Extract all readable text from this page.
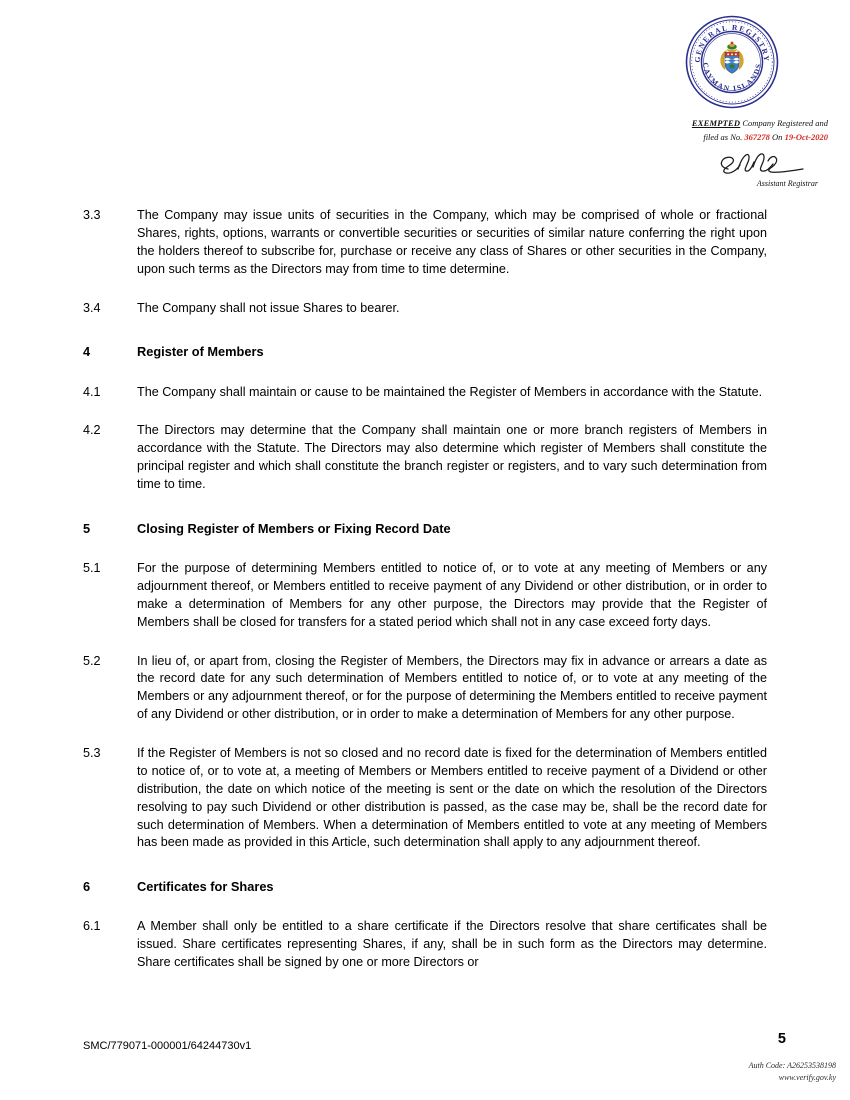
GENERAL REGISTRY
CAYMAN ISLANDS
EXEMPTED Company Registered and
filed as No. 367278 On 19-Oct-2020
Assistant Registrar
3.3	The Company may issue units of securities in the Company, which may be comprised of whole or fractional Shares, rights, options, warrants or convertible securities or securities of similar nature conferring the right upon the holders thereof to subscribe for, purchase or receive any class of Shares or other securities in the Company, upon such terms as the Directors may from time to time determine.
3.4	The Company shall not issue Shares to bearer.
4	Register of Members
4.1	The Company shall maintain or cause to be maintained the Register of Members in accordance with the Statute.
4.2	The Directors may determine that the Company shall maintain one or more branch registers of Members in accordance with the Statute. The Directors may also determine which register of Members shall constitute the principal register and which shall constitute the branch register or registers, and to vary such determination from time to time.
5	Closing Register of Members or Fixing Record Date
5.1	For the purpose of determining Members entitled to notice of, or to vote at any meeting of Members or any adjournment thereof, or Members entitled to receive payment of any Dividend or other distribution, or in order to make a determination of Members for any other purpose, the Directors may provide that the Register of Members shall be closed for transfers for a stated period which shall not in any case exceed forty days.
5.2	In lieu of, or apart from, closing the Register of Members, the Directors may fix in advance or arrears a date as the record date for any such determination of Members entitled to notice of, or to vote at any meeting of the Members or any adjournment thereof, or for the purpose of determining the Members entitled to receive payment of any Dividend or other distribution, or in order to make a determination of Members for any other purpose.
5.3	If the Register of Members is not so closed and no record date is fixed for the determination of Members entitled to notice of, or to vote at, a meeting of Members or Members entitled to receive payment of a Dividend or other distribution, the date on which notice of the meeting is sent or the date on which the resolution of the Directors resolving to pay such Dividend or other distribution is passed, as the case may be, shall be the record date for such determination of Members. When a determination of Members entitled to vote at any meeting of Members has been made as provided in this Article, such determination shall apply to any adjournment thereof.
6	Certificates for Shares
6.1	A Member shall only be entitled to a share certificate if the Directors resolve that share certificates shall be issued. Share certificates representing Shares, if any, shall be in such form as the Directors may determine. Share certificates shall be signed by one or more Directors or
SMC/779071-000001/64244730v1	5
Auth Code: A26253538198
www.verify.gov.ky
==
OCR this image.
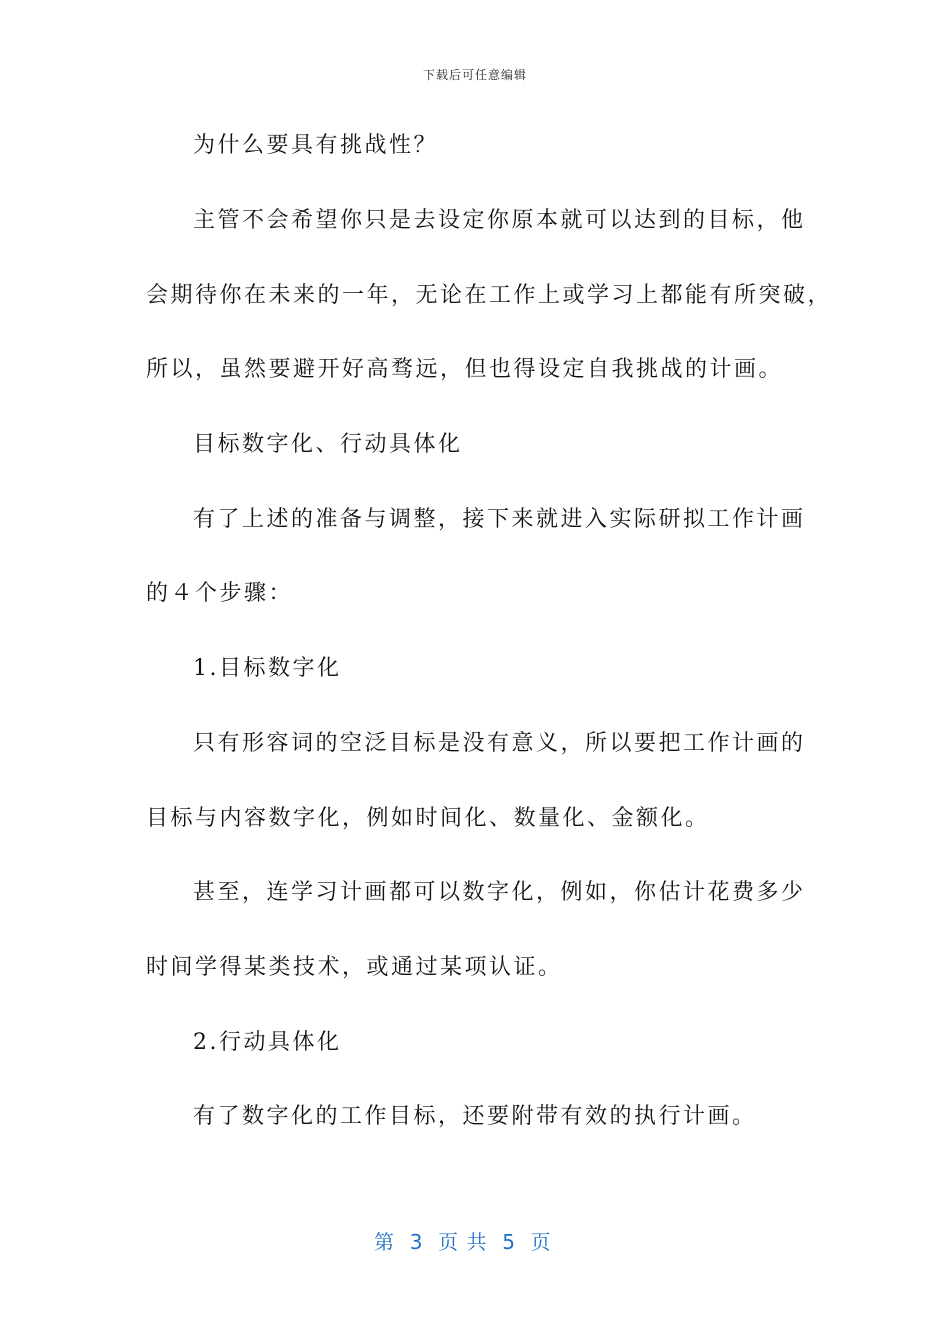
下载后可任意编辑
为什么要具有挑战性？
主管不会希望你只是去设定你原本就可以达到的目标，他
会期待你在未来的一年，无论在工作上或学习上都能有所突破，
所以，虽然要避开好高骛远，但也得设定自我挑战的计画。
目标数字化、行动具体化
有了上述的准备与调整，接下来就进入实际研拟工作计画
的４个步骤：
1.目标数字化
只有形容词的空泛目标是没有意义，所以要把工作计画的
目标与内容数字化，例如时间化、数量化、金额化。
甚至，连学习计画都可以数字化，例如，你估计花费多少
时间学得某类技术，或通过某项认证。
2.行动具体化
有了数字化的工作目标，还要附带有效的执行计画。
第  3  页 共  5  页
==
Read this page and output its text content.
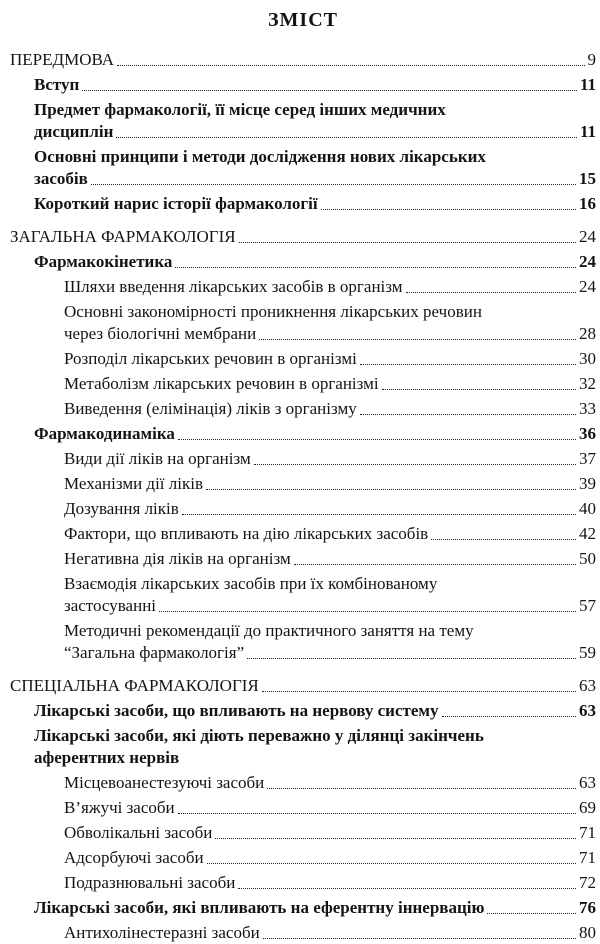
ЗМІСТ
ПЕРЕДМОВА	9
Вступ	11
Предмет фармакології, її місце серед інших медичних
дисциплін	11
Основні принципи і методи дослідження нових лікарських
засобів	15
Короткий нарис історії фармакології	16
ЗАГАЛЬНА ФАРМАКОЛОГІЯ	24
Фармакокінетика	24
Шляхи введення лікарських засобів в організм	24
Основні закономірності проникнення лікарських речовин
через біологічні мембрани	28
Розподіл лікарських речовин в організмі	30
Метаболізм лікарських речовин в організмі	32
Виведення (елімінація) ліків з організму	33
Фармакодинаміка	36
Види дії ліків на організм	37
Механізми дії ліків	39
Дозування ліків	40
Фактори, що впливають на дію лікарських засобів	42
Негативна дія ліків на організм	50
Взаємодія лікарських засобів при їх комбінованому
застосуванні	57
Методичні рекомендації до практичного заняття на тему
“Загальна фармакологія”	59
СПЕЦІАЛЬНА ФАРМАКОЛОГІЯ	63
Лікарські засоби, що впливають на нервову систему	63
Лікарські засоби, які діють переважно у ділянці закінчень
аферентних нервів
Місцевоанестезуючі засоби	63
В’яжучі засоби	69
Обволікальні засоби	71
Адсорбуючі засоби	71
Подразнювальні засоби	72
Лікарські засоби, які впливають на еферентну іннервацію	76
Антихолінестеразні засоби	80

### EXERCISE DETAILS
In the records above, how many lines contain the string "Лікарські"? State that number only.

### TASK ANSWER
3